Collected data entries

* * * *

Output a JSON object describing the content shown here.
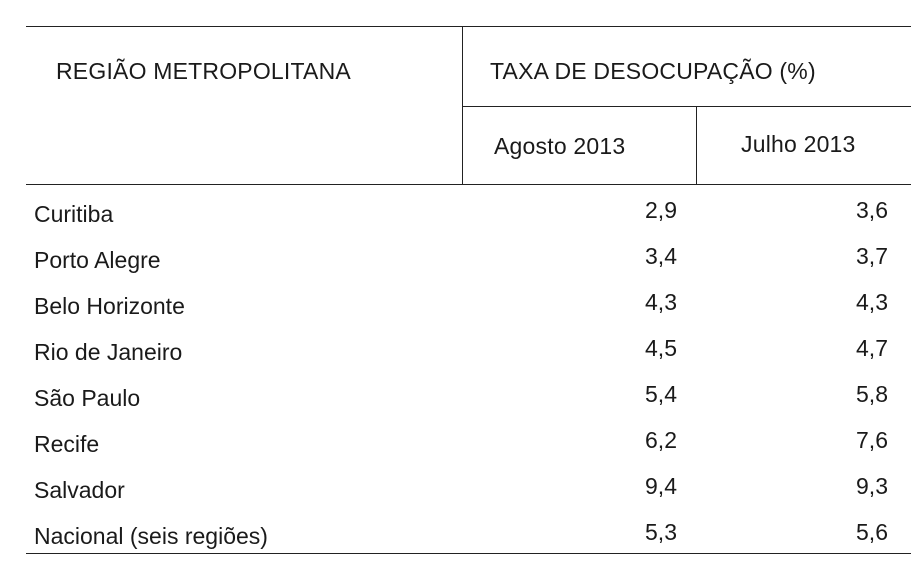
{
  "table": {
    "region_header": "REGIÃO METROPOLITANA",
    "rate_header": "TAXA DE DESOCUPAÇÃO (%)",
    "columns": [
      "Agosto 2013",
      "Julho 2013"
    ],
    "rows": [
      {
        "region": "Curitiba",
        "aug": "2,9",
        "jul": "3,6"
      },
      {
        "region": "Porto Alegre",
        "aug": "3,4",
        "jul": "3,7"
      },
      {
        "region": "Belo Horizonte",
        "aug": "4,3",
        "jul": "4,3"
      },
      {
        "region": "Rio de Janeiro",
        "aug": "4,5",
        "jul": "4,7"
      },
      {
        "region": "São Paulo",
        "aug": "5,4",
        "jul": "5,8"
      },
      {
        "region": "Recife",
        "aug": "6,2",
        "jul": "7,6"
      },
      {
        "region": "Salvador",
        "aug": "9,4",
        "jul": "9,3"
      },
      {
        "region": "Nacional (seis regiões)",
        "aug": "5,3",
        "jul": "5,6"
      }
    ]
  }
}
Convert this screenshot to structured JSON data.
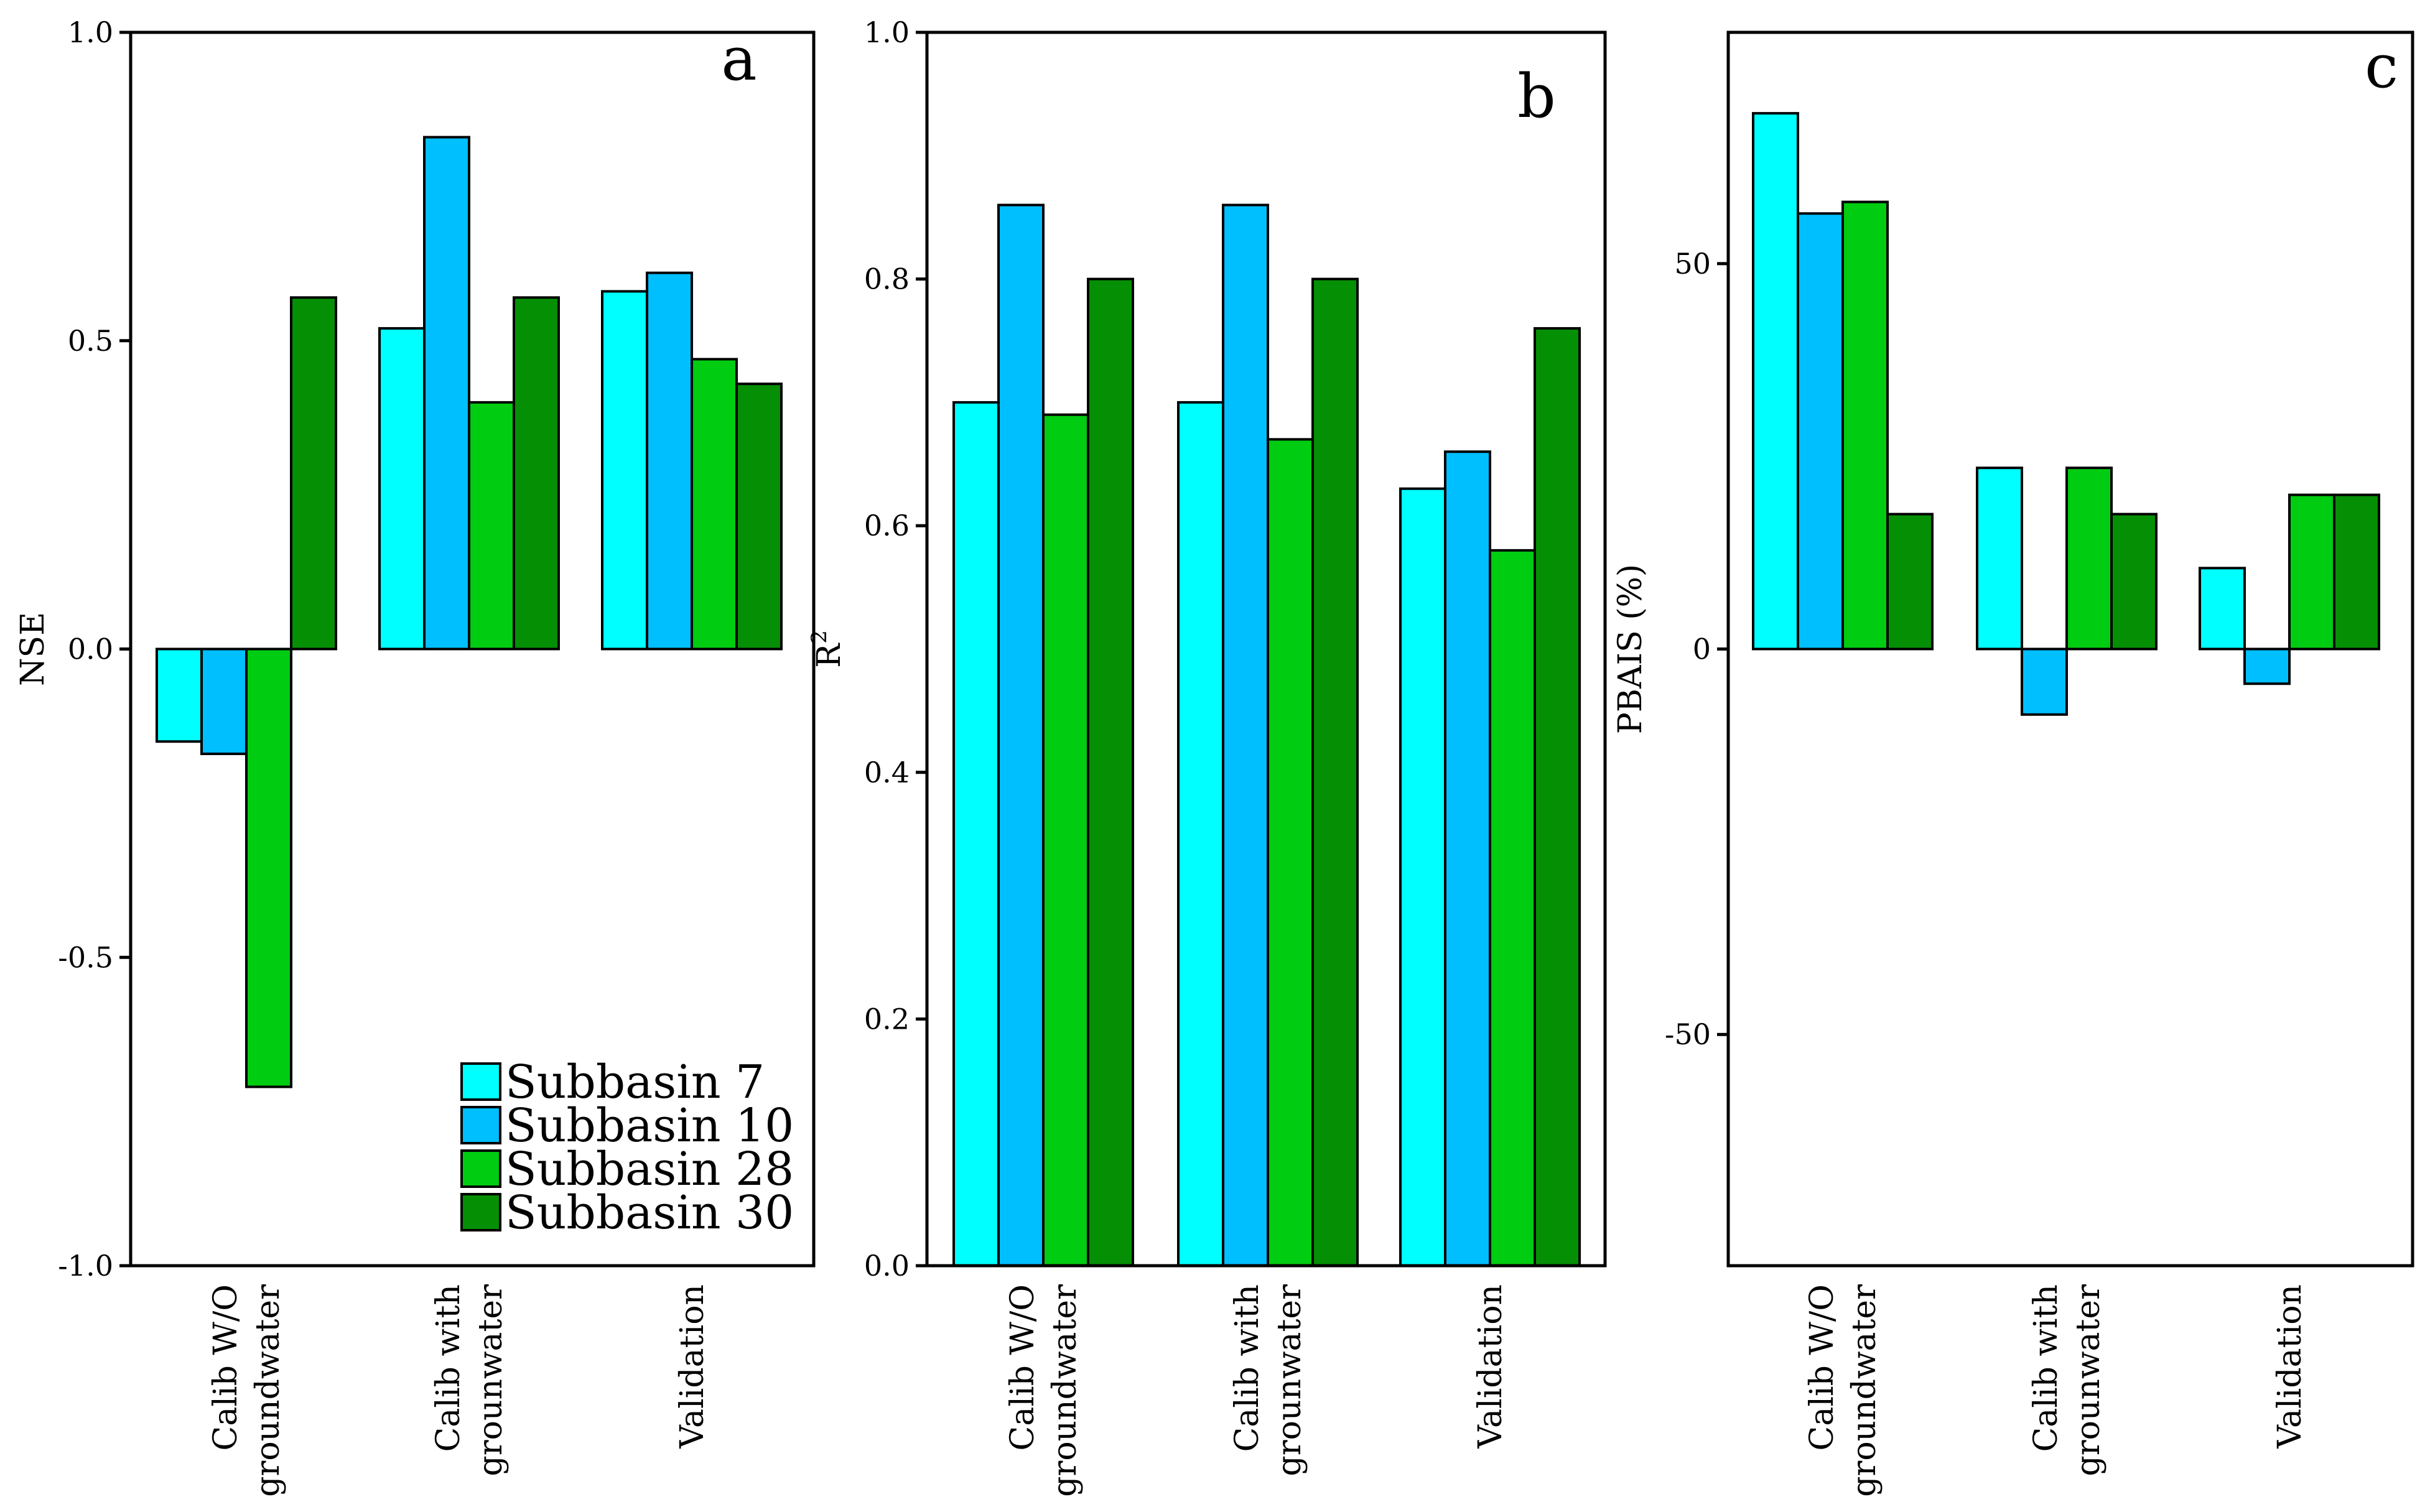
{
  "colors": {
    "Subbasin 7": "#00ffff",
    "Subbasin 10": "#00bfff",
    "Subbasin 28": "#00cc11",
    "Subbasin 30": "#058f05"
  },
  "chart_data": [
    {
      "type": "bar",
      "panel": "a",
      "ylabel": "NSE",
      "ylim": [
        -1.0,
        1.0
      ],
      "yticks": [
        -1.0,
        -0.5,
        0.0,
        0.5,
        1.0
      ],
      "ytick_labels": [
        "-1.0",
        "-0.5",
        "0.0",
        "0.5",
        "1.0"
      ],
      "categories": [
        [
          "Calib W/O",
          "groundwater"
        ],
        [
          "Calib with",
          "grounwater"
        ],
        [
          "Validation"
        ]
      ],
      "series": [
        {
          "name": "Subbasin 7",
          "values": [
            -0.15,
            0.52,
            0.58
          ]
        },
        {
          "name": "Subbasin 10",
          "values": [
            -0.17,
            0.83,
            0.61
          ]
        },
        {
          "name": "Subbasin 28",
          "values": [
            -0.71,
            0.4,
            0.47
          ]
        },
        {
          "name": "Subbasin 30",
          "values": [
            0.57,
            0.57,
            0.43
          ]
        }
      ],
      "legend": {
        "position": "bottom-right",
        "entries": [
          "Subbasin 7",
          "Subbasin 10",
          "Subbasin 28",
          "Subbasin 30"
        ]
      }
    },
    {
      "type": "bar",
      "panel": "b",
      "ylabel": "R",
      "ylabel_superscript": "2",
      "ylim": [
        0.0,
        1.0
      ],
      "yticks": [
        0.0,
        0.2,
        0.4,
        0.6,
        0.8,
        1.0
      ],
      "ytick_labels": [
        "0.0",
        "0.2",
        "0.4",
        "0.6",
        "0.8",
        "1.0"
      ],
      "categories": [
        [
          "Calib W/O",
          "groundwater"
        ],
        [
          "Calib with",
          "grounwater"
        ],
        [
          "Validation"
        ]
      ],
      "series": [
        {
          "name": "Subbasin 7",
          "values": [
            0.7,
            0.7,
            0.63
          ]
        },
        {
          "name": "Subbasin 10",
          "values": [
            0.86,
            0.86,
            0.66
          ]
        },
        {
          "name": "Subbasin 28",
          "values": [
            0.69,
            0.67,
            0.58
          ]
        },
        {
          "name": "Subbasin 30",
          "values": [
            0.8,
            0.8,
            0.76
          ]
        }
      ]
    },
    {
      "type": "bar",
      "panel": "c",
      "ylabel": "PBAIS (%)",
      "ylim": [
        -80,
        80
      ],
      "yticks": [
        -50,
        0,
        50
      ],
      "ytick_labels": [
        "-50",
        "0",
        "50"
      ],
      "categories": [
        [
          "Calib W/O",
          "groundwater"
        ],
        [
          "Calib with",
          "grounwater"
        ],
        [
          "Validation"
        ]
      ],
      "series": [
        {
          "name": "Subbasin 7",
          "values": [
            69.5,
            23.5,
            10.5
          ]
        },
        {
          "name": "Subbasin 10",
          "values": [
            56.5,
            -8.5,
            -4.5
          ]
        },
        {
          "name": "Subbasin 28",
          "values": [
            58,
            23.5,
            20
          ]
        },
        {
          "name": "Subbasin 30",
          "values": [
            17.5,
            17.5,
            20
          ]
        }
      ]
    }
  ]
}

* * * *

YOUR TASK:
Every entry must be written out exactly, with all pictures left out.

FINAL ANSWER:
Output a JSON object describing the content shown here.
{
  "table": {
    "region_header": "REGIÃO METROPOLITANA",
    "rate_header": "TAXA DE DESOCUPAÇÃO (%)",
    "columns": [
      "Agosto 2013",
      "Julho 2013"
    ],
    "rows": [
      {
        "region": "Curitiba",
        "aug": "2,9",
        "jul": "3,6"
      },
      {
        "region": "Porto Alegre",
        "aug": "3,4",
        "jul": "3,7"
      },
      {
        "region": "Belo Horizonte",
        "aug": "4,3",
        "jul": "4,3"
      },
      {
        "region": "Rio de Janeiro",
        "aug": "4,5",
        "jul": "4,7"
      },
      {
        "region": "São Paulo",
        "aug": "5,4",
        "jul": "5,8"
      },
      {
        "region": "Recife",
        "aug": "6,2",
        "jul": "7,6"
      },
      {
        "region": "Salvador",
        "aug": "9,4",
        "jul": "9,3"
      },
      {
        "region": "Nacional (seis regiões)",
        "aug": "5,3",
        "jul": "5,6"
      }
    ]
  }
}
Convert this screenshot to structured JSON data.
{
  "colors": {
    "Subbasin 7": "#00ffff",
    "Subbasin 10": "#00bfff",
    "Subbasin 28": "#00cc11",
    "Subbasin 30": "#058f05"
  },
  "chart_data": [
    {
      "type": "bar",
      "panel": "a",
      "ylabel": "NSE",
      "ylim": [
        -1.0,
        1.0
      ],
      "yticks": [
        -1.0,
        -0.5,
        0.0,
        0.5,
        1.0
      ],
      "ytick_labels": [
        "-1.0",
        "-0.5",
        "0.0",
        "0.5",
        "1.0"
      ],
      "categories": [
        [
          "Calib W/O",
          "groundwater"
        ],
        [
          "Calib with",
          "grounwater"
        ],
        [
          "Validation"
        ]
      ],
      "series": [
        {
          "name": "Subbasin 7",
          "values": [
            -0.15,
            0.52,
            0.58
          ]
        },
        {
          "name": "Subbasin 10",
          "values": [
            -0.17,
            0.83,
            0.61
          ]
        },
        {
          "name": "Subbasin 28",
          "values": [
            -0.71,
            0.4,
            0.47
          ]
        },
        {
          "name": "Subbasin 30",
          "values": [
            0.57,
            0.57,
            0.43
          ]
        }
      ],
      "legend": {
        "position": "bottom-right",
        "entries": [
          "Subbasin 7",
          "Subbasin 10",
          "Subbasin 28",
          "Subbasin 30"
        ]
      }
    },
    {
      "type": "bar",
      "panel": "b",
      "ylabel": "R",
      "ylabel_superscript": "2",
      "ylim": [
        0.0,
        1.0
      ],
      "yticks": [
        0.0,
        0.2,
        0.4,
        0.6,
        0.8,
        1.0
      ],
      "ytick_labels": [
        "0.0",
        "0.2",
        "0.4",
        "0.6",
        "0.8",
        "1.0"
      ],
      "categories": [
        [
          "Calib W/O",
          "groundwater"
        ],
        [
          "Calib with",
          "grounwater"
        ],
        [
          "Validation"
        ]
      ],
      "series": [
        {
          "name": "Subbasin 7",
          "values": [
            0.7,
            0.7,
            0.63
          ]
        },
        {
          "name": "Subbasin 10",
          "values": [
            0.86,
            0.86,
            0.66
          ]
        },
        {
          "name": "Subbasin 28",
          "values": [
            0.69,
            0.67,
            0.58
          ]
        },
        {
          "name": "Subbasin 30",
          "values": [
            0.8,
            0.8,
            0.76
          ]
        }
      ]
    },
    {
      "type": "bar",
      "panel": "c",
      "ylabel": "PBAIS (%)",
      "ylim": [
        -80,
        80
      ],
      "yticks": [
        -50,
        0,
        50
      ],
      "ytick_labels": [
        "-50",
        "0",
        "50"
      ],
      "categories": [
        [
          "Calib W/O",
          "groundwater"
        ],
        [
          "Calib with",
          "grounwater"
        ],
        [
          "Validation"
        ]
      ],
      "series": [
        {
          "name": "Subbasin 7",
          "values": [
            69.5,
            23.5,
            10.5
          ]
        },
        {
          "name": "Subbasin 10",
          "values": [
            56.5,
            -8.5,
            -4.5
          ]
        },
        {
          "name": "Subbasin 28",
          "values": [
            58,
            23.5,
            20
          ]
        },
        {
          "name": "Subbasin 30",
          "values": [
            17.5,
            17.5,
            20
          ]
        }
      ]
    }
  ]
}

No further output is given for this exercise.